Written problem ▸ Please output the lines shown below exactly as they appear.

Source data ▸
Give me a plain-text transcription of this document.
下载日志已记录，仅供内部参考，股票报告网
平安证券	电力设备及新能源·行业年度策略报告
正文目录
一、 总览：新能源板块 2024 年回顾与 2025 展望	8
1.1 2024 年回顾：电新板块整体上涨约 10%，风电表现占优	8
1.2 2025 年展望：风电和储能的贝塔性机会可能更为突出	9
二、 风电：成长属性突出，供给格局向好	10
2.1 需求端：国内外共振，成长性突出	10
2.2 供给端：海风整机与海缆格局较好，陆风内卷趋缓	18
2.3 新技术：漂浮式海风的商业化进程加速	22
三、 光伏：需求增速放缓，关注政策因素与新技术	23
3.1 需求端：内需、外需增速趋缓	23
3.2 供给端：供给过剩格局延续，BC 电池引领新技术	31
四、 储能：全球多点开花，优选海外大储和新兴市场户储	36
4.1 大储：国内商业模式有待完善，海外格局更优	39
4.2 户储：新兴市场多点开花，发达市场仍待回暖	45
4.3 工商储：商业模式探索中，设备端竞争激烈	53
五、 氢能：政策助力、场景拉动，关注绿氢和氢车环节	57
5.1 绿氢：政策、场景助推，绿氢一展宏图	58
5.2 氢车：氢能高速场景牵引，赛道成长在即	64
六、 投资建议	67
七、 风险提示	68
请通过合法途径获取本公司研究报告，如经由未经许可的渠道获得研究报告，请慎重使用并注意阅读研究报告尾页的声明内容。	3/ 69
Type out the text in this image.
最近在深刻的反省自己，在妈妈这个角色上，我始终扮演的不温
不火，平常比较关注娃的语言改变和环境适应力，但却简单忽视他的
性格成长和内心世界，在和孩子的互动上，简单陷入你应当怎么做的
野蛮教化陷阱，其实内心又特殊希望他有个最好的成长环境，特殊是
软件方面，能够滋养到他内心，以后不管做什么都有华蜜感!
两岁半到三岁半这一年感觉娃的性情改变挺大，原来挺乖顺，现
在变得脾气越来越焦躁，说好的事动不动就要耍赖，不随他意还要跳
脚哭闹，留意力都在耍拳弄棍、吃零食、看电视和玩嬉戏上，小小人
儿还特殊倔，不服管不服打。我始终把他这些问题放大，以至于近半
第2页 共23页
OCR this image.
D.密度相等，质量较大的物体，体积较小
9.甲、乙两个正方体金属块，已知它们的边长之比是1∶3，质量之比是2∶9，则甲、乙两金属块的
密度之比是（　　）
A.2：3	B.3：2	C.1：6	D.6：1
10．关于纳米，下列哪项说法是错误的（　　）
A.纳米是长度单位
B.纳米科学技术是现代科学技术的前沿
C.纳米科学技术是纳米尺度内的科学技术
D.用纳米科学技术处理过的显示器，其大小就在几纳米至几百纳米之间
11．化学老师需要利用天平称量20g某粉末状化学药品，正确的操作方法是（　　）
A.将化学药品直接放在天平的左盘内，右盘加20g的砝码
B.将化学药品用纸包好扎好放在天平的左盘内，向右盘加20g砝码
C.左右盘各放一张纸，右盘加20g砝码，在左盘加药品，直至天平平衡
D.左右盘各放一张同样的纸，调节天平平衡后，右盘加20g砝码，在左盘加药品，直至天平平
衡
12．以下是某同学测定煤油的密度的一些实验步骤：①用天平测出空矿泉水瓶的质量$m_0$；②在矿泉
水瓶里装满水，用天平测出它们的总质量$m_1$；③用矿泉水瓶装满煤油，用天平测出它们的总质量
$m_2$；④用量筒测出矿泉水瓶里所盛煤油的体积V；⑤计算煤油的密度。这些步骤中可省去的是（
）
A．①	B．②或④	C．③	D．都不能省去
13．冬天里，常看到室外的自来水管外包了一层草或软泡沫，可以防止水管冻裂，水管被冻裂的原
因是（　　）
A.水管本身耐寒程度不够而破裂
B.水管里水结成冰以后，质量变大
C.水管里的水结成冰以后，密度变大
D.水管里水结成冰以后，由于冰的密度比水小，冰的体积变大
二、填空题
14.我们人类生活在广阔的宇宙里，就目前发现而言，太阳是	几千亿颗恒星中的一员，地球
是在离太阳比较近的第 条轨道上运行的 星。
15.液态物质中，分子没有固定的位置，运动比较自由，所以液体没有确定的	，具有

Reply to the exercise ▸
Give me a plain-text transcription of this document.
下载日志已记录，仅供内部参考，股票报告网
平安证券	电力设备及新能源·行业年度策略报告
正文目录
一、 总览：新能源板块 2024 年回顾与 2025 展望	8
1.1 2024 年回顾：电新板块整体上涨约 10%，风电表现占优	8
1.2 2025 年展望：风电和储能的贝塔性机会可能更为突出	9
二、 风电：成长属性突出，供给格局向好	10
2.1 需求端：国内外共振，成长性突出	10
2.2 供给端：海风整机与海缆格局较好，陆风内卷趋缓	18
2.3 新技术：漂浮式海风的商业化进程加速	22
三、 光伏：需求增速放缓，关注政策因素与新技术	23
3.1 需求端：内需、外需增速趋缓	23
3.2 供给端：供给过剩格局延续，BC 电池引领新技术	31
四、 储能：全球多点开花，优选海外大储和新兴市场户储	36
4.1 大储：国内商业模式有待完善，海外格局更优	39
4.2 户储：新兴市场多点开花，发达市场仍待回暖	45
4.3 工商储：商业模式探索中，设备端竞争激烈	53
五、 氢能：政策助力、场景拉动，关注绿氢和氢车环节	57
5.1 绿氢：政策、场景助推，绿氢一展宏图	58
5.2 氢车：氢能高速场景牵引，赛道成长在即	64
六、 投资建议	67
七、 风险提示	68
请通过合法途径获取本公司研究报告，如经由未经许可的渠道获得研究报告，请慎重使用并注意阅读研究报告尾页的声明内容。	3/ 69
Type out the text in this image.
最近在深刻的反省自己，在妈妈这个角色上，我始终扮演的不温
不火，平常比较关注娃的语言改变和环境适应力，但却简单忽视他的
性格成长和内心世界，在和孩子的互动上，简单陷入你应当怎么做的
野蛮教化陷阱，其实内心又特殊希望他有个最好的成长环境，特殊是
软件方面，能够滋养到他内心，以后不管做什么都有华蜜感!
两岁半到三岁半这一年感觉娃的性情改变挺大，原来挺乖顺，现
在变得脾气越来越焦躁，说好的事动不动就要耍赖，不随他意还要跳
脚哭闹，留意力都在耍拳弄棍、吃零食、看电视和玩嬉戏上，小小人
儿还特殊倔，不服管不服打。我始终把他这些问题放大，以至于近半
第2页 共23页
OCR this image.
D.密度相等，质量较大的物体，体积较小
9.甲、乙两个正方体金属块，已知它们的边长之比是1∶3，质量之比是2∶9，则甲、乙两金属块的
密度之比是（　　）
A.2：3	B.3：2	C.1：6	D.6：1
10．关于纳米，下列哪项说法是错误的（　　）
A.纳米是长度单位
B.纳米科学技术是现代科学技术的前沿
C.纳米科学技术是纳米尺度内的科学技术
D.用纳米科学技术处理过的显示器，其大小就在几纳米至几百纳米之间
11．化学老师需要利用天平称量20g某粉末状化学药品，正确的操作方法是（　　）
A.将化学药品直接放在天平的左盘内，右盘加20g的砝码
B.将化学药品用纸包好扎好放在天平的左盘内，向右盘加20g砝码
C.左右盘各放一张纸，右盘加20g砝码，在左盘加药品，直至天平平衡
D.左右盘各放一张同样的纸，调节天平平衡后，右盘加20g砝码，在左盘加药品，直至天平平
衡
12．以下是某同学测定煤油的密度的一些实验步骤：①用天平测出空矿泉水瓶的质量$m_0$；②在矿泉
水瓶里装满水，用天平测出它们的总质量$m_1$；③用矿泉水瓶装满煤油，用天平测出它们的总质量
$m_2$；④用量筒测出矿泉水瓶里所盛煤油的体积V；⑤计算煤油的密度。这些步骤中可省去的是（
）
A．①	B．②或④	C．③	D．都不能省去
13．冬天里，常看到室外的自来水管外包了一层草或软泡沫，可以防止水管冻裂，水管被冻裂的原
因是（　　）
A.水管本身耐寒程度不够而破裂
B.水管里水结成冰以后，质量变大
C.水管里的水结成冰以后，密度变大
D.水管里水结成冰以后，由于冰的密度比水小，冰的体积变大
二、填空题
14.我们人类生活在广阔的宇宙里，就目前发现而言，太阳是	几千亿颗恒星中的一员，地球
是在离太阳比较近的第 条轨道上运行的 星。
15.液态物质中，分子没有固定的位置，运动比较自由，所以液体没有确定的	，具有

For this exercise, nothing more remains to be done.